__Work instructions__. List all lines of the data containing the word "that".

- - -

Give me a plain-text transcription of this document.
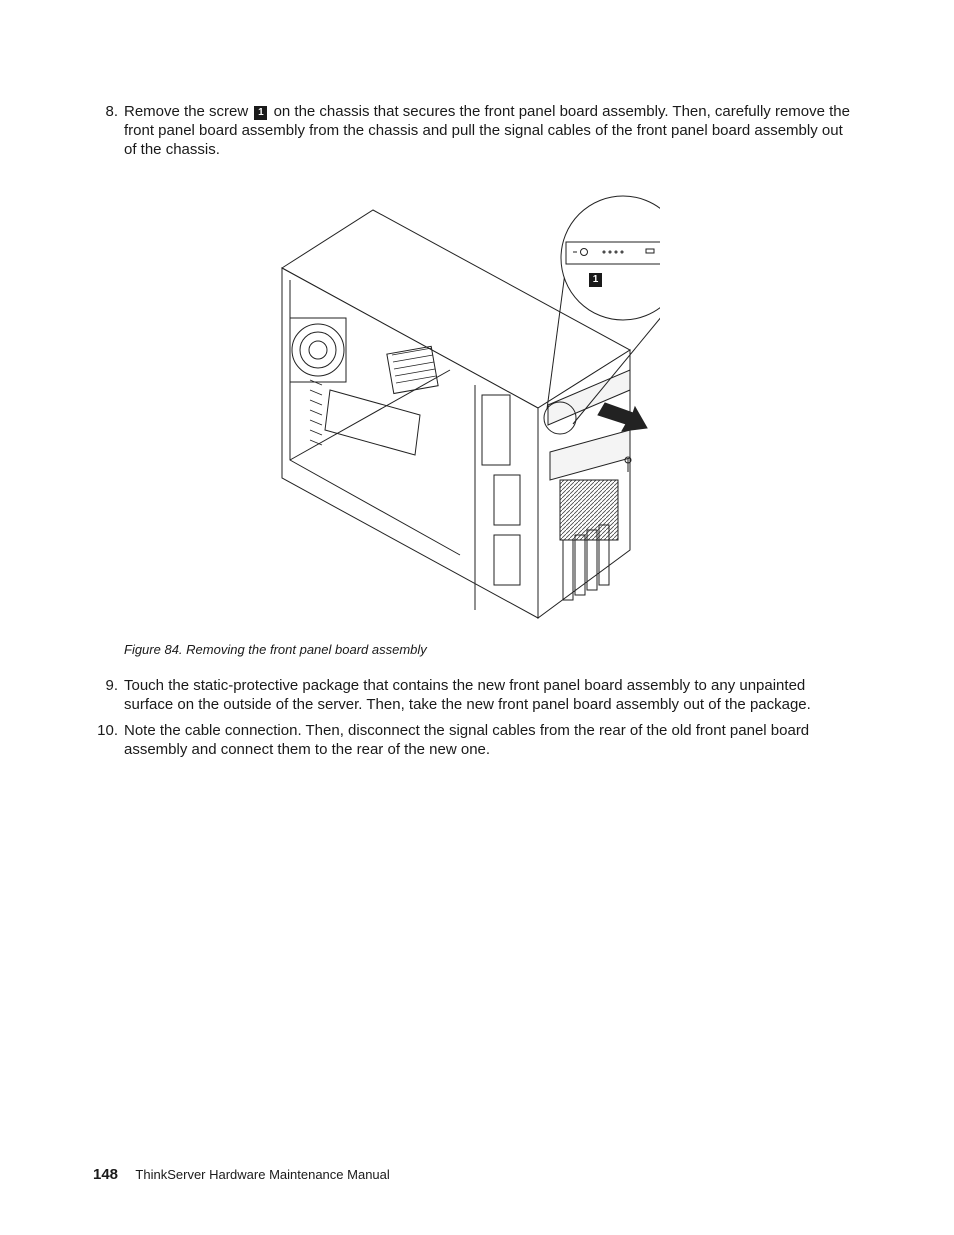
8. Remove the screw 1 on the chassis that secures the front panel board assembly. Then, carefully remove the front panel board assembly from the chassis and pull the signal cables of the front panel board assembly out of the chassis.
1
Figure 84. Removing the front panel board assembly
9. Touch the static-protective package that contains the new front panel board assembly to any unpainted surface on the outside of the server. Then, take the new front panel board assembly out of the package.
10. Note the cable connection. Then, disconnect the signal cables from the rear of the old front panel board assembly and connect them to the rear of the new one.
148 ThinkServer Hardware Maintenance Manual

- - -

__Exercise answer__.
8. Remove the screw 1 on the chassis that secures the front panel board assembly. Then, carefully remove the front panel board assembly from the chassis and pull the signal cables of the front panel board assembly out of the chassis.
9. Touch the static-protective package that contains the new front panel board assembly to any unpainted surface on the outside of the server. Then, take the new front panel board assembly out of the package.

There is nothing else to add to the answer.